Going through the data below, please show each line containing the string "medio".

[Records excerpted from a collection]
......

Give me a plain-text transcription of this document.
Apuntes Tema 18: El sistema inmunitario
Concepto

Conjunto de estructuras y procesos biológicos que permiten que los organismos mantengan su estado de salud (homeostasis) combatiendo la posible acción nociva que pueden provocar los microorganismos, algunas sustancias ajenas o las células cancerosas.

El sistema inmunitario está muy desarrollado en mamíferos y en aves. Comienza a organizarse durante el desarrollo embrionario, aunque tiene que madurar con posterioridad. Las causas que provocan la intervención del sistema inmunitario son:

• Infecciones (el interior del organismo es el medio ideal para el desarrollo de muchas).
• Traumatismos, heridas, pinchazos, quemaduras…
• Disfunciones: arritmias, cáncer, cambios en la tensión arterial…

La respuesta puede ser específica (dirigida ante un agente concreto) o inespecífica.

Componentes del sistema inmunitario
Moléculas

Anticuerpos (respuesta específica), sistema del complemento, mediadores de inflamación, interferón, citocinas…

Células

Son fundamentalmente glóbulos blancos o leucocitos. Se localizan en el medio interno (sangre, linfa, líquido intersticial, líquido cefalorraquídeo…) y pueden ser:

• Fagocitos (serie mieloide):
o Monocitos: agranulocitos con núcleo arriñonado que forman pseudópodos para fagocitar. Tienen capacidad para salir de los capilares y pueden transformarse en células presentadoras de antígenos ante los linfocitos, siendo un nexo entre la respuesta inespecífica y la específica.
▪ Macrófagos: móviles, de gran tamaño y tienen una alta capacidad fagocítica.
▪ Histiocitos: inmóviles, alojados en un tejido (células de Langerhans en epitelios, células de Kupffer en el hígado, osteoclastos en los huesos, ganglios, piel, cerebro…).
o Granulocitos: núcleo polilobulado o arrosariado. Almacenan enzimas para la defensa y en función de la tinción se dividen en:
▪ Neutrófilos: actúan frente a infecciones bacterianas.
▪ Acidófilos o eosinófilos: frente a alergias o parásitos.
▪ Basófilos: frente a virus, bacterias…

......

Answer space
• Infecciones (el interior del organismo es el medio ideal para el desarrollo de muchas).
Son fundamentalmente glóbulos blancos o leucocitos. Se localizan en el medio interno (sangre, linfa, líquido intersticial, líquido cefalorraquídeo…) y pueden ser:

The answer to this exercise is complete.